---------- TEXT EXTRACT
Michael Duignan congratulates Aaron Brazil after Offaly's victory in the Under 20 All-Ireland football final (Picture: Sportsfile)
Low number of underage football teams in Offaly is of grave concern to the county's GAA chair. 'We have to take action,' said Michael Duignan in a blunt message to football clubs.
SHOCK figures reveal that Offaly has the third lowest number of underage football teams in the country.
A survey of the GAA has revealed that Fermanagh and Kilkenny are the only two counties with fewer.
Offaly GAA chair Michael Duignan told the February meeting of the county board that the county had 124 underage teams (up to and including minor) in 2023.
“Fermanagh have 120 and Kilkenny who don't play football have 70,” said Mr Duignan, referring club delegates at the meeting in O'Connor Park to a chart placed on a big screen by county GAA secretary Colm Cummins (pictured below with Michael Duignan).

Mindful that Offaly won the All-Ireland Under 20 football championship in 2021 Mr Duignan remarked: “Now if anybody in this room thinks we can sustain football in this county at the level we're at... It's incredible we are where we are when you look at that.”
The figure of 124 football teams is actually a drop from 2022 when there were 135.
--------------------
---------- DATA EXCERPTS
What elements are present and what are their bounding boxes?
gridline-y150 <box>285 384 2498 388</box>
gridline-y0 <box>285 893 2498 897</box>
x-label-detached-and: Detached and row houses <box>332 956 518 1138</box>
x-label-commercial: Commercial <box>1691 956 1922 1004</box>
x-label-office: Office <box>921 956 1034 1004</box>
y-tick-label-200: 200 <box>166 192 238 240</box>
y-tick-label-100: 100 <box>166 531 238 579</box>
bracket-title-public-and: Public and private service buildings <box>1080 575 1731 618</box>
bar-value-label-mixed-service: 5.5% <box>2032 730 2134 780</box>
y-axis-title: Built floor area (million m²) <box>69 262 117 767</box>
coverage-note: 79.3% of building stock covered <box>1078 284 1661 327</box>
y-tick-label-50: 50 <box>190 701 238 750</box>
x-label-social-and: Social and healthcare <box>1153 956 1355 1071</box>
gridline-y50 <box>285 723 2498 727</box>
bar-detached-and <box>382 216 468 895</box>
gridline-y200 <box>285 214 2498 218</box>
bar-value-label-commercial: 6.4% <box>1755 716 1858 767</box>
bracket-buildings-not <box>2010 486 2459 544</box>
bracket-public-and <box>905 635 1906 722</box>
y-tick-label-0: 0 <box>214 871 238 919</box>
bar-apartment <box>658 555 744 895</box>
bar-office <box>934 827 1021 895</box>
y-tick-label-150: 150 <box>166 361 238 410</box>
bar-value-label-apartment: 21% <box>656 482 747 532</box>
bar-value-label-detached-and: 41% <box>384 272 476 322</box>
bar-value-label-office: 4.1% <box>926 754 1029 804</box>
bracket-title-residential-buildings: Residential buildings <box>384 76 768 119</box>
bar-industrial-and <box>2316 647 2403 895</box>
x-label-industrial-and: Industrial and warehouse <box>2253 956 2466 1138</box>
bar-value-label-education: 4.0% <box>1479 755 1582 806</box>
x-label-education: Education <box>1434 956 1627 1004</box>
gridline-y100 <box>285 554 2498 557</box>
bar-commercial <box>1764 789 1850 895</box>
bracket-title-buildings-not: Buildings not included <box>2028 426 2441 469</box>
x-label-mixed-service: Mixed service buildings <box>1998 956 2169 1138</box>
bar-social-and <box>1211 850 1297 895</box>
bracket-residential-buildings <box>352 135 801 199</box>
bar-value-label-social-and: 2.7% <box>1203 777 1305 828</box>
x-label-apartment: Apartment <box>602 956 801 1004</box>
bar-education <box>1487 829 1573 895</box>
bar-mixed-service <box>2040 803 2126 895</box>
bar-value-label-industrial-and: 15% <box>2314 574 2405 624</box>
--------------------
_WHAT YOU NEED TO DO_.
[1] Transcribe the entire article on Offaly's underage football teams.
[2] Reproduce word for word the stretch of the listing from its start through the line containing "coverage-note: 79.3% of".
The Offaly football article and the listing are unrelated.

_ANSWERS TO THE EXERCISE_.
[1]
Michael Duignan congratulates Aaron Brazil after Offaly's victory in the Under 20 All-Ireland football final (Picture: Sportsfile)
Low number of underage football teams in Offaly is of grave concern to the county's GAA chair. 'We have to take action,' said Michael Duignan in a blunt message to football clubs.
SHOCK figures reveal that Offaly has the third lowest number of underage football teams in the country.
A survey of the GAA has revealed that Fermanagh and Kilkenny are the only two counties with fewer.
Offaly GAA chair Michael Duignan told the February meeting of the county board that the county had 124 underage teams (up to and including minor) in 2023.
“Fermanagh have 120 and Kilkenny who don't play football have 70,” said Mr Duignan, referring club delegates at the meeting in O'Connor Park to a chart placed on a big screen by county GAA secretary Colm Cummins (pictured below with Michael Duignan).

Mindful that Offaly won the All-Ireland Under 20 football championship in 2021 Mr Duignan remarked: “Now if anybody in this room thinks we can sustain football in this county at the level we're at... It's incredible we are where we are when you look at that.”
The figure of 124 football teams is actually a drop from 2022 when there were 135.

[2]
What elements are present and what are their bounding boxes?
gridline-y150 <box>285 384 2498 388</box>
gridline-y0 <box>285 893 2498 897</box>
x-label-detached-and: Detached and row houses <box>332 956 518 1138</box>
x-label-commercial: Commercial <box>1691 956 1922 1004</box>
x-label-office: Office <box>921 956 1034 1004</box>
y-tick-label-200: 200 <box>166 192 238 240</box>
y-tick-label-100: 100 <box>166 531 238 579</box>
bracket-title-public-and: Public and private service buildings <box>1080 575 1731 618</box>
bar-value-label-mixed-service: 5.5% <box>2032 730 2134 780</box>
y-axis-title: Built floor area (million m²) <box>69 262 117 767</box>
coverage-note: 79.3% of building stock covered <box>1078 284 1661 327</box>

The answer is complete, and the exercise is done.